### Written request
Quote the records below in full, exactly as given, with the images taken out.

——————

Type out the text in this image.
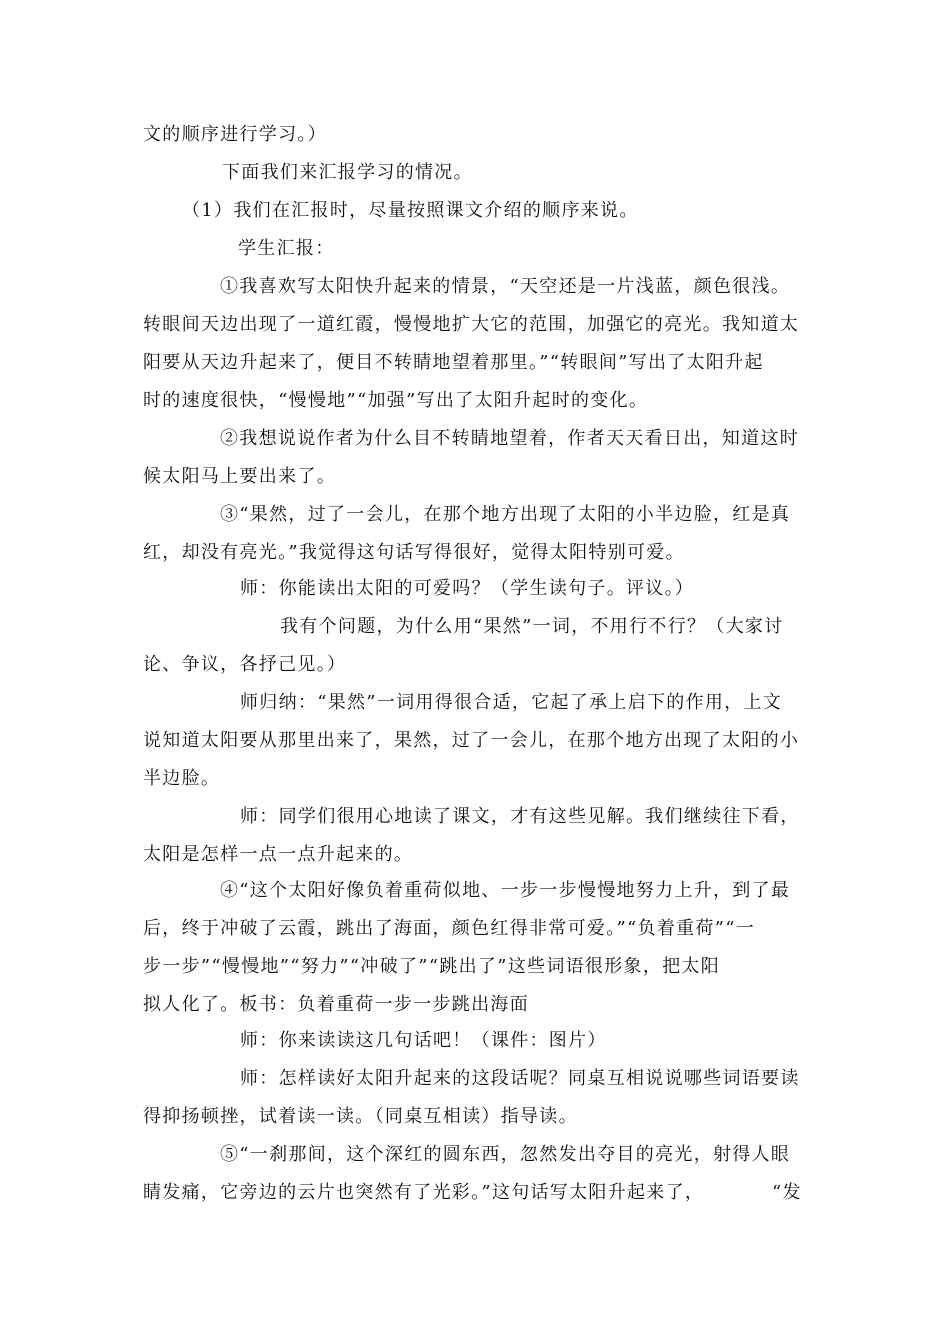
文的顺序进行学习。）
下面我们来汇报学习的情况。
（1）我们在汇报时，尽量按照课文介绍的顺序来说。
学生汇报：
①我喜欢写太阳快升起来的情景，“天空还是一片浅蓝，颜色很浅。
转眼间天边出现了一道红霞，慢慢地扩大它的范围，加强它的亮光。我知道太
阳要从天边升起来了，便目不转睛地望着那里。”“转眼间”写出了太阳升起
时的速度很快，“慢慢地”“加强”写出了太阳升起时的变化。
②我想说说作者为什么目不转睛地望着，作者天天看日出，知道这时
候太阳马上要出来了。
③“果然，过了一会儿，在那个地方出现了太阳的小半边脸，红是真
红，却没有亮光。”我觉得这句话写得很好，觉得太阳特别可爱。
师：你能读出太阳的可爱吗？（学生读句子。评议。）
我有个问题，为什么用“果然”一词，不用行不行？（大家讨
论、争议，各抒己见。）
师归纳：“果然”一词用得很合适，它起了承上启下的作用，上文
说知道太阳要从那里出来了，果然，过了一会儿，在那个地方出现了太阳的小
半边脸。
师：同学们很用心地读了课文，才有这些见解。我们继续往下看，
太阳是怎样一点一点升起来的。
④“这个太阳好像负着重荷似地、一步一步慢慢地努力上升，到了最
后，终于冲破了云霞，跳出了海面，颜色红得非常可爱。”“负着重荷”“一
步一步”“慢慢地”“努力”“冲破了”“跳出了”这些词语很形象，把太阳
拟人化了。板书：负着重荷一步一步跳出海面
师：你来读读这几句话吧！（课件：图片）
师：怎样读好太阳升起来的这段话呢？同桌互相说说哪些词语要读
得抑扬顿挫，试着读一读。（同桌互相读）指导读。
⑤“一刹那间，这个深红的圆东西，忽然发出夺目的亮光，射得人眼
睛发痛，它旁边的云片也突然有了光彩。”这句话写太阳升起来了，	“发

——————

### Result of the task
Type out the text in this image.
文的顺序进行学习。）
下面我们来汇报学习的情况。
（1）我们在汇报时，尽量按照课文介绍的顺序来说。
学生汇报：
①我喜欢写太阳快升起来的情景，“天空还是一片浅蓝，颜色很浅。
转眼间天边出现了一道红霞，慢慢地扩大它的范围，加强它的亮光。我知道太
阳要从天边升起来了，便目不转睛地望着那里。”“转眼间”写出了太阳升起
时的速度很快，“慢慢地”“加强”写出了太阳升起时的变化。
②我想说说作者为什么目不转睛地望着，作者天天看日出，知道这时
候太阳马上要出来了。
③“果然，过了一会儿，在那个地方出现了太阳的小半边脸，红是真
红，却没有亮光。”我觉得这句话写得很好，觉得太阳特别可爱。
师：你能读出太阳的可爱吗？（学生读句子。评议。）
我有个问题，为什么用“果然”一词，不用行不行？（大家讨
论、争议，各抒己见。）
师归纳：“果然”一词用得很合适，它起了承上启下的作用，上文
说知道太阳要从那里出来了，果然，过了一会儿，在那个地方出现了太阳的小
半边脸。
师：同学们很用心地读了课文，才有这些见解。我们继续往下看，
太阳是怎样一点一点升起来的。
④“这个太阳好像负着重荷似地、一步一步慢慢地努力上升，到了最
后，终于冲破了云霞，跳出了海面，颜色红得非常可爱。”“负着重荷”“一
步一步”“慢慢地”“努力”“冲破了”“跳出了”这些词语很形象，把太阳
拟人化了。板书：负着重荷一步一步跳出海面
师：你来读读这几句话吧！（课件：图片）
师：怎样读好太阳升起来的这段话呢？同桌互相说说哪些词语要读
得抑扬顿挫，试着读一读。（同桌互相读）指导读。
⑤“一刹那间，这个深红的圆东西，忽然发出夺目的亮光，射得人眼
睛发痛，它旁边的云片也突然有了光彩。”这句话写太阳升起来了，	“发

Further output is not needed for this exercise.